Problem to work on: Set out all the lines below as a numbered list, omitting blank lines and leaving out the pictures.

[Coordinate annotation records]
## BEGIN
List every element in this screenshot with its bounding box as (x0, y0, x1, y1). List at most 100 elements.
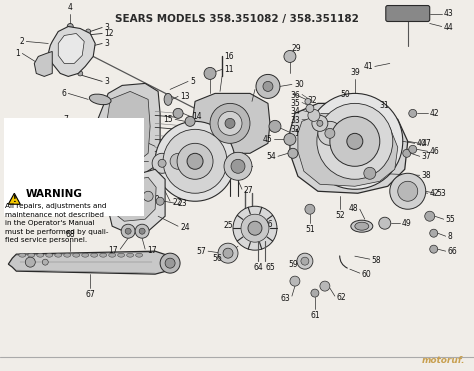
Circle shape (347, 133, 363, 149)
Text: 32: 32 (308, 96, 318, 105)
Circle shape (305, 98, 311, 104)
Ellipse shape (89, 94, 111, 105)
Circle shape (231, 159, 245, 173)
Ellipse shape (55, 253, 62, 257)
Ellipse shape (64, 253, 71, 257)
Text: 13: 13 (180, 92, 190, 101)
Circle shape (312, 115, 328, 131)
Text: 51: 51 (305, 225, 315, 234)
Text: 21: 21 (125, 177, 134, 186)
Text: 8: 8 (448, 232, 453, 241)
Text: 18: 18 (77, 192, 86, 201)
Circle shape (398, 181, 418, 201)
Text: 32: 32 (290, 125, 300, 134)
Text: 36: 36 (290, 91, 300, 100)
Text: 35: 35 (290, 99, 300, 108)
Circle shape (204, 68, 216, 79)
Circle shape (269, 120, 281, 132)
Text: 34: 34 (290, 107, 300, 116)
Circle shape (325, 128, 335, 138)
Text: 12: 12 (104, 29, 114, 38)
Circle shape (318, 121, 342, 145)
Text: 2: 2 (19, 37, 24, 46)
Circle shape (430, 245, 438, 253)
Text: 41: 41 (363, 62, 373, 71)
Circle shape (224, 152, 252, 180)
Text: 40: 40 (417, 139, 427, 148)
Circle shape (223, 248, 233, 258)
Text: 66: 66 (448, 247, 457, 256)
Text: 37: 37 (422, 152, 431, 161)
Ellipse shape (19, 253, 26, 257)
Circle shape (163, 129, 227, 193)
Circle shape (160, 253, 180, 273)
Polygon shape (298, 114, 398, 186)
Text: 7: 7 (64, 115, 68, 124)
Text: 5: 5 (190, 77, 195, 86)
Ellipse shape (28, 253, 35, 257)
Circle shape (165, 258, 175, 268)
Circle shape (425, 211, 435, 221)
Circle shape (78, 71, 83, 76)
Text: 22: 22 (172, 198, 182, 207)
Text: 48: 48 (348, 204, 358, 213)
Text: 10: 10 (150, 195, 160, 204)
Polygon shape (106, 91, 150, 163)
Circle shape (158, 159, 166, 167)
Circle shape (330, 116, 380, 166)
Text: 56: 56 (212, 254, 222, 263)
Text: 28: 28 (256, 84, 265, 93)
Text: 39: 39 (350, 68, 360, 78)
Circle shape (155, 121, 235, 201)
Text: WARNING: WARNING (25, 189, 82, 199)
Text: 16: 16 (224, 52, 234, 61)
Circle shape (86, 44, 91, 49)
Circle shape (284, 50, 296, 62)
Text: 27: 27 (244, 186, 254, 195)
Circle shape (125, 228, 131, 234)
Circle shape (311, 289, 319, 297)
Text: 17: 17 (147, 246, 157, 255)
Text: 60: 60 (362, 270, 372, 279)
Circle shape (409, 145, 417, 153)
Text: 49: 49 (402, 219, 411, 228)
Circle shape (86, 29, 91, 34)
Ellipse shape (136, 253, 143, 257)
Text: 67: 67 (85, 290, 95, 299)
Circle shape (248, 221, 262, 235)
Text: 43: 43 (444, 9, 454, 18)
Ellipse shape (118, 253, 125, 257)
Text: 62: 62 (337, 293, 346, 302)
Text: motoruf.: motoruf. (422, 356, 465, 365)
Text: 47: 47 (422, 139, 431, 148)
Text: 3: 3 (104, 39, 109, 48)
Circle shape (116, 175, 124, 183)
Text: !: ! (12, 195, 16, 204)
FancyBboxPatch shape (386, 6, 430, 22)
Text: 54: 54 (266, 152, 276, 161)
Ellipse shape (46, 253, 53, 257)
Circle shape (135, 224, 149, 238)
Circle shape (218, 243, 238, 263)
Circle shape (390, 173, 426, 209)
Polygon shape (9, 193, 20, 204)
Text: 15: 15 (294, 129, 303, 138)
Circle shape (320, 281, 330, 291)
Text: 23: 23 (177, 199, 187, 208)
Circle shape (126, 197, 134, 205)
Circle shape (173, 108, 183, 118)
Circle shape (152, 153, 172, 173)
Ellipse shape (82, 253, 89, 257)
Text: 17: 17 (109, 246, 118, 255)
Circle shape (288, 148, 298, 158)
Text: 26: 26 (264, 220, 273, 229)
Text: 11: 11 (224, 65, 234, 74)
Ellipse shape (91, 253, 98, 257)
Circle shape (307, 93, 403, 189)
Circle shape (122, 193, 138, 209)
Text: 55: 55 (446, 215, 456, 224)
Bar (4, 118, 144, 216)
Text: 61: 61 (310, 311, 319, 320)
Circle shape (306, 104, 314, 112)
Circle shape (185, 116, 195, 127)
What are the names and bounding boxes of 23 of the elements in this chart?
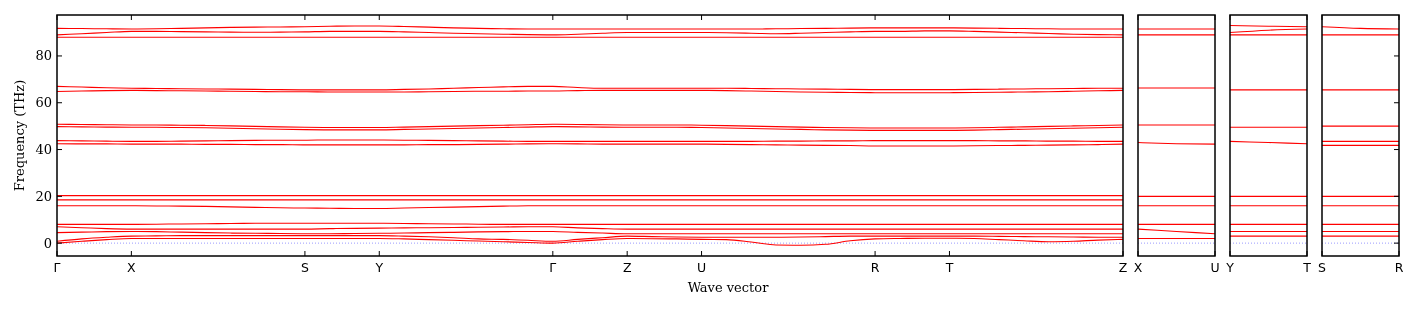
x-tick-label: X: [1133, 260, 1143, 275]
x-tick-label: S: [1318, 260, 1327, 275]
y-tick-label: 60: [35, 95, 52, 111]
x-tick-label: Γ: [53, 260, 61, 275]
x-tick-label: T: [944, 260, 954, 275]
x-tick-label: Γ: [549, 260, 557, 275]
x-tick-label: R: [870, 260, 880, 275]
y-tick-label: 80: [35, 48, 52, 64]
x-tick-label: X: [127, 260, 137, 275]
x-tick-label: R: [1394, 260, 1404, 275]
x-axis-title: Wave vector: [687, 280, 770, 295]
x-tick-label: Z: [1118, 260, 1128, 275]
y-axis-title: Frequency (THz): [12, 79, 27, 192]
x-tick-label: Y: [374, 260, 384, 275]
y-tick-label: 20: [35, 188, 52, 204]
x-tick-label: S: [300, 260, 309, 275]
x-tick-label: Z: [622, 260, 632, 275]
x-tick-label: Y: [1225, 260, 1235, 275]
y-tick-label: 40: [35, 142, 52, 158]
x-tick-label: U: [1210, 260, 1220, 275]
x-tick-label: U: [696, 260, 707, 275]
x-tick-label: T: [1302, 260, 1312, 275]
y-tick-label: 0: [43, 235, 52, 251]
## END
Answer to this exercise:
1. List every element in this screenshot with its bounding box as (x0, y0, x1, y1). List at most 100 elements.
2. Circle shape (347, 133, 363, 149)
3. Text: 32: 32 (308, 96, 318, 105)
4. Circle shape (305, 98, 311, 104)
5. Ellipse shape (89, 94, 111, 105)
6. Circle shape (231, 159, 245, 173)
7. Ellipse shape (55, 253, 62, 257)
8. Ellipse shape (64, 253, 71, 257)
9. Text: 13: 13 (180, 92, 190, 101)
10. Circle shape (312, 115, 328, 131)
11. Text: 51: 51 (305, 225, 315, 234)
12. Text: 21: 21 (125, 177, 134, 186)
13. Text: 8: 8 (448, 232, 453, 241)
14. Text: 18: 18 (77, 192, 86, 201)
15. Circle shape (398, 181, 418, 201)
16. Text: 32: 32 (290, 125, 300, 134)
17. Text: 36: 36 (290, 91, 300, 100)
18. Text: 35: 35 (290, 99, 300, 108)
19. Circle shape (204, 68, 216, 79)
20. Circle shape (269, 120, 281, 132)
21. Text: 34: 34 (290, 107, 300, 116)
22. Circle shape (325, 128, 335, 138)
23. Text: 12: 12 (104, 29, 114, 38)
24. Circle shape (318, 121, 342, 145)
25. Text: 2: 2 (19, 37, 24, 46)
26. Circle shape (430, 245, 438, 253)
27. Text: 41: 41 (363, 62, 373, 71)
28. Circle shape (224, 152, 252, 180)
29. Text: 40: 40 (417, 139, 427, 148)
30. Circle shape (223, 248, 233, 258)
31. Text: 66: 66 (448, 247, 457, 256)
32. Text: 37: 37 (422, 152, 431, 161)
33. Ellipse shape (19, 253, 26, 257)
34. Circle shape (163, 129, 227, 193)
35. Circle shape (160, 253, 180, 273)
36. Polygon shape (298, 114, 398, 186)
37. Text: 7: 7 (64, 115, 68, 124)
38. Text: 5: 5 (190, 77, 195, 86)
39. Ellipse shape (28, 253, 35, 257)
40. Circle shape (165, 258, 175, 268)
41. Circle shape (425, 211, 435, 221)
42. Circle shape (78, 71, 83, 76)
43. Text: 22: 22 (172, 198, 182, 207)
44. Text: 48: 48 (348, 204, 358, 213)
45. Text: 10: 10 (150, 195, 160, 204)
46. Polygon shape (106, 91, 150, 163)
47. Circle shape (158, 159, 166, 167)
48. Circle shape (330, 116, 380, 166)
49. Text: 56: 56 (212, 254, 222, 263)
50. Text: 28: 28 (256, 84, 265, 93)
51. Text: 39: 39 (350, 68, 360, 78)
52. Circle shape (155, 121, 235, 201)
53. Text: WARNING: WARNING (25, 189, 82, 199)
54. Text: 16: 16 (224, 52, 234, 61)
55. Circle shape (86, 44, 91, 49)
56. Circle shape (284, 50, 296, 62)
57. Text: 27: 27 (244, 186, 254, 195)
58. Circle shape (125, 228, 131, 234)
59. Circle shape (311, 289, 319, 297)
60. Text: 17: 17 (147, 246, 157, 255)
61. Text: 60: 60 (362, 270, 372, 279)
62. Circle shape (409, 145, 417, 153)
63. Text: 49: 49 (402, 219, 411, 228)
64. Circle shape (86, 29, 91, 34)
65. Ellipse shape (136, 253, 143, 257)
66. Text: 67: 67 (85, 290, 95, 299)
67. Circle shape (248, 221, 262, 235)
68. Text: 43: 43 (444, 9, 454, 18)
69. Ellipse shape (118, 253, 125, 257)
70. Text: 62: 62 (337, 293, 346, 302)
71. Text: motoruf.: motoruf. (422, 356, 465, 365)
72. Text: 47: 47 (422, 139, 431, 148)
73. Text: 3: 3 (104, 39, 109, 48)
74. Circle shape (116, 175, 124, 183)
75. Text: !: ! (12, 195, 16, 204)
76. FancyBboxPatch shape (386, 6, 430, 22)
77. Text: 54: 54 (266, 152, 276, 161)
78. Ellipse shape (46, 253, 53, 257)
79. Circle shape (135, 224, 149, 238)
80. Circle shape (218, 243, 238, 263)
81. Circle shape (390, 173, 426, 209)
82. Polygon shape (9, 193, 20, 204)
83. Text: 15: 15 (294, 129, 303, 138)
84. Circle shape (320, 281, 330, 291)
85. Text: 23: 23 (177, 199, 187, 208)
86. Circle shape (126, 197, 134, 205)
87. Circle shape (173, 108, 183, 118)
88. Circle shape (152, 153, 172, 173)
89. Ellipse shape (82, 253, 89, 257)
90. Text: 17: 17 (109, 246, 118, 255)
91. Circle shape (288, 148, 298, 158)
92. Text: 26: 26 (264, 220, 273, 229)
93. Text: 11: 11 (224, 65, 234, 74)
94. Ellipse shape (91, 253, 98, 257)
95. Circle shape (307, 93, 403, 189)
96. Circle shape (122, 193, 138, 209)
97. Text: 55: 55 (446, 215, 456, 224)
98. Bar (4, 118, 144, 216)
99. Text: 61: 61 (310, 311, 319, 320)
100. Circle shape (306, 104, 314, 112)
101. Circle shape (185, 116, 195, 127)
102. What are the names and bounding boxes of 23 of the elements in this chart?
103. x-tick-label: X: [1133, 260, 1143, 275]
104. x-tick-label: S: [1318, 260, 1327, 275]
105. y-tick-label: 60: [35, 95, 52, 111]
106. x-tick-label: Γ: [53, 260, 61, 275]
107. x-tick-label: T: [944, 260, 954, 275]
108. x-tick-label: Γ: [549, 260, 557, 275]
109. x-tick-label: R: [870, 260, 880, 275]
110. y-tick-label: 80: [35, 48, 52, 64]
111. x-tick-label: X: [127, 260, 137, 275]
112. x-tick-label: R: [1394, 260, 1404, 275]
113. x-axis-title: Wave vector: [687, 280, 770, 295]
114. x-tick-label: Z: [1118, 260, 1128, 275]
115. y-axis-title: Frequency (THz): [12, 79, 27, 192]
116. x-tick-label: Y: [374, 260, 384, 275]
117. y-tick-label: 20: [35, 188, 52, 204]
118. x-tick-label: S: [300, 260, 309, 275]
119. x-tick-label: Z: [622, 260, 632, 275]
120. x-tick-label: Y: [1225, 260, 1235, 275]
121. y-tick-label: 40: [35, 142, 52, 158]
122. x-tick-label: U: [1210, 260, 1220, 275]
123. x-tick-label: U: [696, 260, 707, 275]
124. x-tick-label: T: [1302, 260, 1312, 275]
125. y-tick-label: 0: [43, 235, 52, 251]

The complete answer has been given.